#### Directive
Extract all lines that hold "sharing" from the records below.

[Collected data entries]

○ ○ ○ ○ ○ ○ ○

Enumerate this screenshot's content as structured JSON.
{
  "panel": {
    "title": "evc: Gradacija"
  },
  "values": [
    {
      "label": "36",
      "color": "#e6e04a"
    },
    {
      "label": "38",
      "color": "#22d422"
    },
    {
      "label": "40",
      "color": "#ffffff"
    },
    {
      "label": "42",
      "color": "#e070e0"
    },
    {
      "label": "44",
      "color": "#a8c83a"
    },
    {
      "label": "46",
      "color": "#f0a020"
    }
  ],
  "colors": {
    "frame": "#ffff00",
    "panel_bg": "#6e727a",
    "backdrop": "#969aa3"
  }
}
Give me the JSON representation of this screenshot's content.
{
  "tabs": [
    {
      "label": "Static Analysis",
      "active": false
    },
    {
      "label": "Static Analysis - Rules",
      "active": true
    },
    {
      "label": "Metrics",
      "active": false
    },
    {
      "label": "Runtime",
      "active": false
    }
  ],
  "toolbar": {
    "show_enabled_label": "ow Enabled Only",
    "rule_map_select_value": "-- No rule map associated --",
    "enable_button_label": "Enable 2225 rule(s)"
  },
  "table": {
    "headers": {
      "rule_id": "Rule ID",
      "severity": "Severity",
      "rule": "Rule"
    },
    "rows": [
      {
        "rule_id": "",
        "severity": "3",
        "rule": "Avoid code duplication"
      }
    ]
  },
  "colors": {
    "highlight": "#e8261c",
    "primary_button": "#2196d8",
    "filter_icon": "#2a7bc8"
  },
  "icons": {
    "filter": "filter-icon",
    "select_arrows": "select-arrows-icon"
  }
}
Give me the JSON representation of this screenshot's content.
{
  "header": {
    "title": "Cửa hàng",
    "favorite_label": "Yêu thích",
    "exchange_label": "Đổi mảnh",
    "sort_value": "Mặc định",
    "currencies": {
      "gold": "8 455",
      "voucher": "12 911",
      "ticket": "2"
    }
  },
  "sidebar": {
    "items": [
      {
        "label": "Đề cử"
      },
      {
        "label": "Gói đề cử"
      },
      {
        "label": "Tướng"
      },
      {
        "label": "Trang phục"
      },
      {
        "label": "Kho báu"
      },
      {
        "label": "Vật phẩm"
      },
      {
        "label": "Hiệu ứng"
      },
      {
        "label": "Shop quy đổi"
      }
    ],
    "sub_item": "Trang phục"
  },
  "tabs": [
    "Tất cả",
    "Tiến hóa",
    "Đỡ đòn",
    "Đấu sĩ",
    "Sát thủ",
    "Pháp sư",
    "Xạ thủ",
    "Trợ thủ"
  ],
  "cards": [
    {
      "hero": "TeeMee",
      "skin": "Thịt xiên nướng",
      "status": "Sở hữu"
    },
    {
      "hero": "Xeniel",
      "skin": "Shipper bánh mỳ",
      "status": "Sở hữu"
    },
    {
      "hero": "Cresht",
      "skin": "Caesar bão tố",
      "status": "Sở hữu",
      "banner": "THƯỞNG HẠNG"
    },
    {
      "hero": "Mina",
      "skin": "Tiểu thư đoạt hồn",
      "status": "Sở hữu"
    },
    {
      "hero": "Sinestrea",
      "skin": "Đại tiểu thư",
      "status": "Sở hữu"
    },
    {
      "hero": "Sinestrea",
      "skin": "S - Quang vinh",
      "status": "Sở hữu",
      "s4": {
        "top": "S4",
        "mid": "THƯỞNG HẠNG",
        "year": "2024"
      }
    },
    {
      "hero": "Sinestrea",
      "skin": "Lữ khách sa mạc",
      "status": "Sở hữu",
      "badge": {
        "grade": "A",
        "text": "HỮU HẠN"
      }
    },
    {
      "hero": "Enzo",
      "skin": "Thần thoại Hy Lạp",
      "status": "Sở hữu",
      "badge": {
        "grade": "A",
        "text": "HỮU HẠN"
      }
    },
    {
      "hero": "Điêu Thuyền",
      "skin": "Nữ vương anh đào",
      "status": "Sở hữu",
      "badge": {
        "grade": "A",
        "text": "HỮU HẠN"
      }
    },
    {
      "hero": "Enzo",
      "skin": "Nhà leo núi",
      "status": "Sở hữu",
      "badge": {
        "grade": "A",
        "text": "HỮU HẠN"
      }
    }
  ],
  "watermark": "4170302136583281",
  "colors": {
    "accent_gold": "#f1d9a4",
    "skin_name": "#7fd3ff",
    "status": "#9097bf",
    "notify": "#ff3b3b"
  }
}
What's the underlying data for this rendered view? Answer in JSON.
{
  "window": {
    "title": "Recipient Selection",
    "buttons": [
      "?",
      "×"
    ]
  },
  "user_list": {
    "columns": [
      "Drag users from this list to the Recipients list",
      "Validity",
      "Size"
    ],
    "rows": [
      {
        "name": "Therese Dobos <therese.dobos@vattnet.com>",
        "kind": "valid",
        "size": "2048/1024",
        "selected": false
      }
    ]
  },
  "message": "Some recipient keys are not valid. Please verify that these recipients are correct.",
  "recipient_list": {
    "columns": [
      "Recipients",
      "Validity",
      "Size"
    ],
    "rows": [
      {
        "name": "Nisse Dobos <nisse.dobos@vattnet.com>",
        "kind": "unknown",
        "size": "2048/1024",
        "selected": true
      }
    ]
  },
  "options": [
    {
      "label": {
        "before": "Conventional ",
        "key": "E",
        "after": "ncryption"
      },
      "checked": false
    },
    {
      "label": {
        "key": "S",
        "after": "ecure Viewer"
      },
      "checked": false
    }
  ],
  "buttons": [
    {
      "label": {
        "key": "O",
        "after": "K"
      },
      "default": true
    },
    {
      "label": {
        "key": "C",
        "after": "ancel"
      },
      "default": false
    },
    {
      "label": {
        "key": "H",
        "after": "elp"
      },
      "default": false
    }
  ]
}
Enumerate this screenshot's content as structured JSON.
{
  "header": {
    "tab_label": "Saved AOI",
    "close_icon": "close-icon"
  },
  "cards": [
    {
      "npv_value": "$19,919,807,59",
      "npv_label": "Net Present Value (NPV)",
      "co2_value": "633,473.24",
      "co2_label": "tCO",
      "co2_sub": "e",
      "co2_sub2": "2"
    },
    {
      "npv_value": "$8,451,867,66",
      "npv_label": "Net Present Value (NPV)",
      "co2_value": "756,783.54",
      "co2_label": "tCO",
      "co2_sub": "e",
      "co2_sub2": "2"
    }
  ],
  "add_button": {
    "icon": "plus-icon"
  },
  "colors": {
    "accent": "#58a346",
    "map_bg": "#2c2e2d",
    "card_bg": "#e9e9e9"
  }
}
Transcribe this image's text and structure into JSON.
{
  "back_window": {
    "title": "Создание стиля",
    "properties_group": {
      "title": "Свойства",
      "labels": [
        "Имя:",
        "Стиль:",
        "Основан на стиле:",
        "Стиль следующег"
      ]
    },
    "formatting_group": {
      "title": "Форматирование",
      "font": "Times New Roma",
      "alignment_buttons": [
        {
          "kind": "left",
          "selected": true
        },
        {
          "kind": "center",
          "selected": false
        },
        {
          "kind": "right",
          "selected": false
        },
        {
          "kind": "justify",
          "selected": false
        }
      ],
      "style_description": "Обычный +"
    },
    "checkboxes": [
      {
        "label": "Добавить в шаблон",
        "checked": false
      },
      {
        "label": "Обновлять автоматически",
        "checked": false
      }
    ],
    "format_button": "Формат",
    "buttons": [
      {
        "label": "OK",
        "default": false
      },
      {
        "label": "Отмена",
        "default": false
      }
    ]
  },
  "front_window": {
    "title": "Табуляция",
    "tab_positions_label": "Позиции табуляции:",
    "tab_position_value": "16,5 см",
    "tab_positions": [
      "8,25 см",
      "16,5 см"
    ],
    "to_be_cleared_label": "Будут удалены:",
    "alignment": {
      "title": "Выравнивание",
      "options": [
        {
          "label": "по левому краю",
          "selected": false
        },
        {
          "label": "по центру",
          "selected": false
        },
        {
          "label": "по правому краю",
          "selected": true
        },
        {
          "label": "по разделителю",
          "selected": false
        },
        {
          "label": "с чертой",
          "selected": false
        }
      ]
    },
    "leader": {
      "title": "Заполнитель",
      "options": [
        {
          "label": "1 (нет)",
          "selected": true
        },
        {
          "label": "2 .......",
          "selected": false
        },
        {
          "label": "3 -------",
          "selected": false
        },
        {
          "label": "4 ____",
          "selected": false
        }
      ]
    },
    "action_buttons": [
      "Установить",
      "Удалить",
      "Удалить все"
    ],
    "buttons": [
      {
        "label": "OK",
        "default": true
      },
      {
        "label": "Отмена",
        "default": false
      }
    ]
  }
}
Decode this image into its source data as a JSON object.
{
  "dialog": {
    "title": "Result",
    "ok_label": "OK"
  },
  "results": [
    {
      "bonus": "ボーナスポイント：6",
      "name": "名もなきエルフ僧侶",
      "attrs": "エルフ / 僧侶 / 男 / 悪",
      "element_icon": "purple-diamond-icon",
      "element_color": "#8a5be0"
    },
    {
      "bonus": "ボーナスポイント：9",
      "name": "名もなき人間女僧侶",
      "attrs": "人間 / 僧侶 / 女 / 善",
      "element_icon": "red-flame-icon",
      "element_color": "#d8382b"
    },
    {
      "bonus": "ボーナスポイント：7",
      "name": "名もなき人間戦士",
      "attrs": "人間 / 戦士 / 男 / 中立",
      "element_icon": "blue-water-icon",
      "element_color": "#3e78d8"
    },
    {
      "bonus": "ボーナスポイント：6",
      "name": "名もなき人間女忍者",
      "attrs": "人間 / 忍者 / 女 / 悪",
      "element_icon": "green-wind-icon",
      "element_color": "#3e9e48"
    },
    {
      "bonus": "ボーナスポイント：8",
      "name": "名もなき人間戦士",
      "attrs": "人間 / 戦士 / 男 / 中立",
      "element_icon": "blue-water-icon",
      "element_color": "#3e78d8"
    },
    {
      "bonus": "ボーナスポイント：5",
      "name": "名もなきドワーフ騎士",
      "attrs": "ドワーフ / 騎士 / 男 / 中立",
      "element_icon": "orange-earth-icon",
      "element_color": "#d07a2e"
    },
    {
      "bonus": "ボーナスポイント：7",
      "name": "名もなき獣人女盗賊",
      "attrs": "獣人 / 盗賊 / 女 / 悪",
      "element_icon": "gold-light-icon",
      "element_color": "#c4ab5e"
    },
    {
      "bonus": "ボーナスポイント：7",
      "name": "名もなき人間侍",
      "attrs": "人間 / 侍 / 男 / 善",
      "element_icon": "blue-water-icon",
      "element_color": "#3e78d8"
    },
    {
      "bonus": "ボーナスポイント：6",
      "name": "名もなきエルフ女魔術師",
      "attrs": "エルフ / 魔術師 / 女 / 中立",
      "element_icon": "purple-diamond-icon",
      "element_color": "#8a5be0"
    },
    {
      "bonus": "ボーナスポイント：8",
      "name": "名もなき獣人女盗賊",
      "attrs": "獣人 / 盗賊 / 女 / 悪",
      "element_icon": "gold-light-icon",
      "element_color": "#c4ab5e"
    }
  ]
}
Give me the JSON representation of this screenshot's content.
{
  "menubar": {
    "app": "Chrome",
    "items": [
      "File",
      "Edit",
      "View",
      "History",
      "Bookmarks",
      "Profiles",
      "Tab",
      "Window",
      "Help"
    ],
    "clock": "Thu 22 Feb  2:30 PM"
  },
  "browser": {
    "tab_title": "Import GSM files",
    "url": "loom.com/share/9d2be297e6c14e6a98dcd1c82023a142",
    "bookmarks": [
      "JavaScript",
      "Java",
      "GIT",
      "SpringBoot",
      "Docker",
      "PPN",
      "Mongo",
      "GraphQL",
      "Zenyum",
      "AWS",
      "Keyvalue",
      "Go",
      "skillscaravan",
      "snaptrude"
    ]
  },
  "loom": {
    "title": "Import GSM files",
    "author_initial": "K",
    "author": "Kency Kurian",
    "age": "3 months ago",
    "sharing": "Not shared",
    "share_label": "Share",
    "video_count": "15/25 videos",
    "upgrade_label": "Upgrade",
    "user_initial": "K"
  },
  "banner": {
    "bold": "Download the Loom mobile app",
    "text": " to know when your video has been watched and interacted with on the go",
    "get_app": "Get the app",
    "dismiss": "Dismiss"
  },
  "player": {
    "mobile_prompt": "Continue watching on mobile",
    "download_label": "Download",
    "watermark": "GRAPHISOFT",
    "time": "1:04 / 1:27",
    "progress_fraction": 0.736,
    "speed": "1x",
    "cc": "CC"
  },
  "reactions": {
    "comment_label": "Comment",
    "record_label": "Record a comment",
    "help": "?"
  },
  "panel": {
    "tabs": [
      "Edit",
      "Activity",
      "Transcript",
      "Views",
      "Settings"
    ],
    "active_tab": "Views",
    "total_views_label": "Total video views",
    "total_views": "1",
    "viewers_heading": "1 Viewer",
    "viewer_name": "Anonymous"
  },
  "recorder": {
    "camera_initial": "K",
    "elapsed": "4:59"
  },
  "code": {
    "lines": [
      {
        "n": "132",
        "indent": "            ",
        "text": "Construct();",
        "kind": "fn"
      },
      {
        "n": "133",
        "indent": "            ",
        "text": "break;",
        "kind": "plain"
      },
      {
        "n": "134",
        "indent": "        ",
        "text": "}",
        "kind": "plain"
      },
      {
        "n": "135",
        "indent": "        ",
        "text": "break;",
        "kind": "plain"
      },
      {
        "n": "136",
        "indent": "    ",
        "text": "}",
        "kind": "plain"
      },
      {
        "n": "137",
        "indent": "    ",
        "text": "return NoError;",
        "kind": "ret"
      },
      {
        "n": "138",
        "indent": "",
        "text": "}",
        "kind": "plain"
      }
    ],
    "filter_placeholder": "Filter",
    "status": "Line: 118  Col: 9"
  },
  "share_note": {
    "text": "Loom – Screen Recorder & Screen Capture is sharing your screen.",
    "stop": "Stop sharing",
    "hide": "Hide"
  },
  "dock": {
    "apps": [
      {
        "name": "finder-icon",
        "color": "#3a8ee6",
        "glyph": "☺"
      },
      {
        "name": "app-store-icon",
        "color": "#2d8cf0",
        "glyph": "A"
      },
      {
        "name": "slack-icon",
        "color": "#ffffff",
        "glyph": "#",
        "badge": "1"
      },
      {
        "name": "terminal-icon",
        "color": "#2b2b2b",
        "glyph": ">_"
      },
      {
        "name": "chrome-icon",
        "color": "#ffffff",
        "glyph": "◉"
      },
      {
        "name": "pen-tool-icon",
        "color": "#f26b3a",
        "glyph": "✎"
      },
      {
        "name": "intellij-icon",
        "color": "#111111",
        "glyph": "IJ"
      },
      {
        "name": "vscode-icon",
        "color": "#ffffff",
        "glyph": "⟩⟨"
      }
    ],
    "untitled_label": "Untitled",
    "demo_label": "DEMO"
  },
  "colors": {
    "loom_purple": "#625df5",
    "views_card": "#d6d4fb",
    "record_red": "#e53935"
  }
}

○ ○ ○ ○ ○ ○ ○

#### Task output
    "sharing": "Not shared",
    "text": "Loom – Screen Recorder & Screen Capture is sharing your screen.",
    "stop": "Stop sharing",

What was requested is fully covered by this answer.